- Extracted records -
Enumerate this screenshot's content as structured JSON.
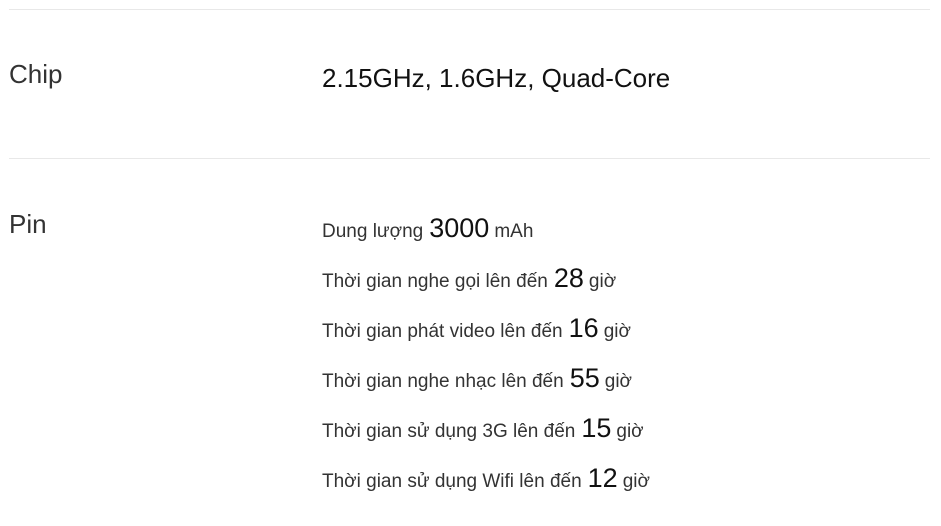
{
  "chip": {
    "label": "Chip",
    "value": "2.15GHz, 1.6GHz, Quad-Core"
  },
  "battery": {
    "label": "Pin",
    "lines": [
      {
        "prefix": "Dung lượng",
        "value": "3000",
        "suffix": "mAh"
      },
      {
        "prefix": "Thời gian nghe gọi lên đến",
        "value": "28",
        "suffix": "giờ"
      },
      {
        "prefix": "Thời gian phát video lên đến",
        "value": "16",
        "suffix": "giờ"
      },
      {
        "prefix": "Thời gian nghe nhạc lên đến",
        "value": "55",
        "suffix": "giờ"
      },
      {
        "prefix": "Thời gian sử dụng 3G lên đến",
        "value": "15",
        "suffix": "giờ"
      },
      {
        "prefix": "Thời gian sử dụng Wifi lên đến",
        "value": "12",
        "suffix": "giờ"
      }
    ]
  }
}
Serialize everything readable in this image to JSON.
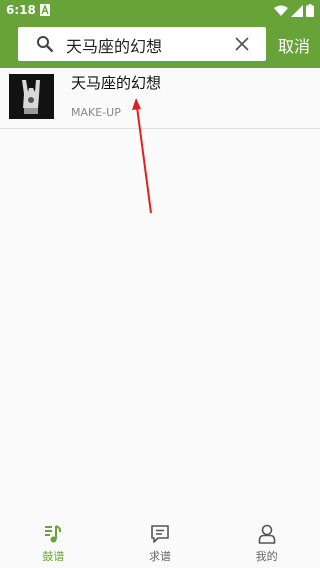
{
  "status_bar": {
    "time": "6:18"
  },
  "search": {
    "query": "天马座的幻想"
  },
  "header": {
    "cancel_label": "取消"
  },
  "results": [
    {
      "title": "天马座的幻想",
      "artist": "MAKE-UP"
    }
  ],
  "bottom_nav": {
    "items": [
      {
        "label": "鼓谱",
        "icon": "drum-score-icon",
        "active": true
      },
      {
        "label": "求谱",
        "icon": "message-icon",
        "active": false
      },
      {
        "label": "我的",
        "icon": "user-icon",
        "active": false
      }
    ]
  },
  "colors": {
    "accent": "#68a33a",
    "annotation_arrow": "#e01f1f"
  }
}
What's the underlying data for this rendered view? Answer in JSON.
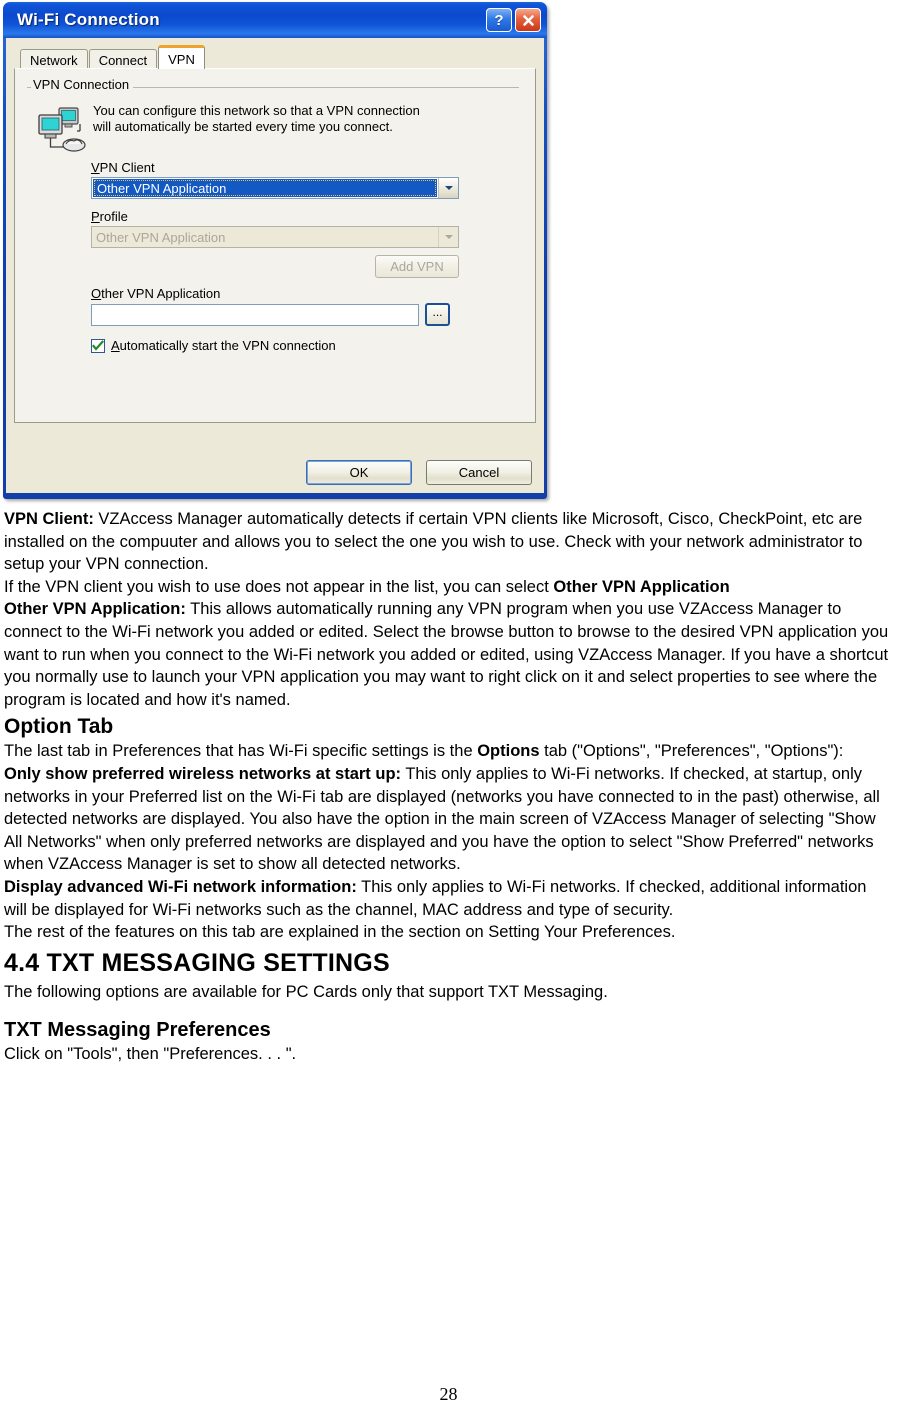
{
  "dialog": {
    "title": "Wi-Fi Connection",
    "caption_buttons": [
      {
        "name": "help",
        "glyph": "?"
      },
      {
        "name": "close",
        "glyph": "✕"
      }
    ],
    "tabs": [
      {
        "label": "Network",
        "active": false
      },
      {
        "label": "Connect",
        "active": false
      },
      {
        "label": "VPN",
        "active": true
      }
    ],
    "group_title": "VPN Connection",
    "intro_line1": "You can configure this network so that a VPN connection",
    "intro_line2": "will automatically be started every time you connect.",
    "vpn_client_label": "VPN Client",
    "vpn_client_value": "Other VPN Application",
    "profile_label": "Profile",
    "profile_value": "Other VPN Application",
    "add_vpn_label": "Add VPN",
    "other_app_label": "Other VPN Application",
    "other_app_value": "",
    "browse_label": "...",
    "autostart_label": "Automatically start the VPN connection",
    "ok_label": "OK",
    "cancel_label": "Cancel",
    "colors": {
      "titlebar_blue": "#0c49cf",
      "dialog_face": "#ece9d8",
      "tab_active_accent": "#f0a32a",
      "selection_blue": "#1259c4",
      "close_red": "#c93718",
      "check_green": "#1f8a2a"
    }
  },
  "doc": {
    "para_vpn_client_bold": "VPN Client:",
    "para_vpn_client": " VZAccess Manager automatically detects if certain VPN clients like Microsoft, Cisco, CheckPoint, etc are installed on the compuuter and allows you to select the one you wish to use. Check with your network administrator to setup your VPN connection.",
    "para_if_client_pre": "If the VPN client you wish to use does not appear in the list, you can select ",
    "para_if_client_bold": "Other VPN Application",
    "para_other_app_bold": "Other VPN Application:",
    "para_other_app": " This allows automatically running any VPN program when you use VZAccess Manager to connect to the Wi-Fi network you added or edited. Select the browse button to browse to the desired VPN application you want to run when you connect to the Wi-Fi network you added or edited, using VZAccess Manager. If you have a shortcut you normally use to launch your VPN application you may want to right click on it and select properties to see where the program is located and how it's named.",
    "heading_option_tab": "Option Tab",
    "para_last_tab_pre": "The last tab in Preferences that has Wi-Fi specific settings is the ",
    "para_last_tab_bold": "Options",
    "para_last_tab_post": " tab (\"Options\", \"Preferences\", \"Options\"):",
    "para_only_show_bold": "Only show preferred wireless networks at start up:",
    "para_only_show": " This only applies to Wi-Fi networks. If checked, at startup, only networks in your Preferred list on the Wi-Fi tab are displayed (networks you have connected to in the past) otherwise, all detected networks are displayed. You also have the option in the main screen of VZAccess Manager of selecting \"Show All Networks\" when only preferred networks are displayed and you have the option to select \"Show Preferred\" networks when VZAccess Manager is set to show all detected networks.",
    "para_display_adv_bold": "Display advanced Wi-Fi network information:",
    "para_display_adv": " This only applies to Wi-Fi networks. If checked, additional information will be displayed for Wi-Fi networks such as the channel, MAC address and type of security.",
    "para_rest": "The rest of the features on this tab are explained in the section on Setting Your Preferences.",
    "heading_section": "4.4 TXT MESSAGING SETTINGS",
    "para_following": "The following options are available for PC Cards only that support TXT Messaging.",
    "heading_txt_prefs": "TXT Messaging Preferences",
    "para_click_tools": "Click on \"Tools\", then \"Preferences. . . \".",
    "page_number": "28"
  }
}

- Written request -
Pictures appear in the records above. Output everything except them, exactly.

- Result for this exercise -
Enumerate this screenshot's content as structured JSON.
{
  "chip": {
    "label": "Chip",
    "value": "2.15GHz, 1.6GHz, Quad-Core"
  },
  "battery": {
    "label": "Pin",
    "lines": [
      {
        "prefix": "Dung lượng",
        "value": "3000",
        "suffix": "mAh"
      },
      {
        "prefix": "Thời gian nghe gọi lên đến",
        "value": "28",
        "suffix": "giờ"
      },
      {
        "prefix": "Thời gian phát video lên đến",
        "value": "16",
        "suffix": "giờ"
      },
      {
        "prefix": "Thời gian nghe nhạc lên đến",
        "value": "55",
        "suffix": "giờ"
      },
      {
        "prefix": "Thời gian sử dụng 3G lên đến",
        "value": "15",
        "suffix": "giờ"
      },
      {
        "prefix": "Thời gian sử dụng Wifi lên đến",
        "value": "12",
        "suffix": "giờ"
      }
    ]
  }
}
Serialize everything readable in this image to JSON.
{
  "status_bar": {
    "time": "6:18"
  },
  "search": {
    "query": "天马座的幻想"
  },
  "header": {
    "cancel_label": "取消"
  },
  "results": [
    {
      "title": "天马座的幻想",
      "artist": "MAKE-UP"
    }
  ],
  "bottom_nav": {
    "items": [
      {
        "label": "鼓谱",
        "icon": "drum-score-icon",
        "active": true
      },
      {
        "label": "求谱",
        "icon": "message-icon",
        "active": false
      },
      {
        "label": "我的",
        "icon": "user-icon",
        "active": false
      }
    ]
  },
  "colors": {
    "accent": "#68a33a",
    "annotation_arrow": "#e01f1f"
  }
}
What's the underlying data for this rendered view? Answer in JSON.
{
  "dialog": {
    "title": "Wi-Fi Connection",
    "caption_buttons": [
      {
        "name": "help",
        "glyph": "?"
      },
      {
        "name": "close",
        "glyph": "✕"
      }
    ],
    "tabs": [
      {
        "label": "Network",
        "active": false
      },
      {
        "label": "Connect",
        "active": false
      },
      {
        "label": "VPN",
        "active": true
      }
    ],
    "group_title": "VPN Connection",
    "intro_line1": "You can configure this network so that a VPN connection",
    "intro_line2": "will automatically be started every time you connect.",
    "vpn_client_label": "VPN Client",
    "vpn_client_value": "Other VPN Application",
    "profile_label": "Profile",
    "profile_value": "Other VPN Application",
    "add_vpn_label": "Add VPN",
    "other_app_label": "Other VPN Application",
    "other_app_value": "",
    "browse_label": "...",
    "autostart_label": "Automatically start the VPN connection",
    "ok_label": "OK",
    "cancel_label": "Cancel",
    "colors": {
      "titlebar_blue": "#0c49cf",
      "dialog_face": "#ece9d8",
      "tab_active_accent": "#f0a32a",
      "selection_blue": "#1259c4",
      "close_red": "#c93718",
      "check_green": "#1f8a2a"
    }
  },
  "doc": {
    "para_vpn_client_bold": "VPN Client:",
    "para_vpn_client": " VZAccess Manager automatically detects if certain VPN clients like Microsoft, Cisco, CheckPoint, etc are installed on the compuuter and allows you to select the one you wish to use. Check with your network administrator to setup your VPN connection.",
    "para_if_client_pre": "If the VPN client you wish to use does not appear in the list, you can select ",
    "para_if_client_bold": "Other VPN Application",
    "para_other_app_bold": "Other VPN Application:",
    "para_other_app": " This allows automatically running any VPN program when you use VZAccess Manager to connect to the Wi-Fi network you added or edited. Select the browse button to browse to the desired VPN application you want to run when you connect to the Wi-Fi network you added or edited, using VZAccess Manager. If you have a shortcut you normally use to launch your VPN application you may want to right click on it and select properties to see where the program is located and how it's named.",
    "heading_option_tab": "Option Tab",
    "para_last_tab_pre": "The last tab in Preferences that has Wi-Fi specific settings is the ",
    "para_last_tab_bold": "Options",
    "para_last_tab_post": " tab (\"Options\", \"Preferences\", \"Options\"):",
    "para_only_show_bold": "Only show preferred wireless networks at start up:",
    "para_only_show": " This only applies to Wi-Fi networks. If checked, at startup, only networks in your Preferred list on the Wi-Fi tab are displayed (networks you have connected to in the past) otherwise, all detected networks are displayed. You also have the option in the main screen of VZAccess Manager of selecting \"Show All Networks\" when only preferred networks are displayed and you have the option to select \"Show Preferred\" networks when VZAccess Manager is set to show all detected networks.",
    "para_display_adv_bold": "Display advanced Wi-Fi network information:",
    "para_display_adv": " This only applies to Wi-Fi networks. If checked, additional information will be displayed for Wi-Fi networks such as the channel, MAC address and type of security.",
    "para_rest": "The rest of the features on this tab are explained in the section on Setting Your Preferences.",
    "heading_section": "4.4 TXT MESSAGING SETTINGS",
    "para_following": "The following options are available for PC Cards only that support TXT Messaging.",
    "heading_txt_prefs": "TXT Messaging Preferences",
    "para_click_tools": "Click on \"Tools\", then \"Preferences. . . \".",
    "page_number": "28"
  }
}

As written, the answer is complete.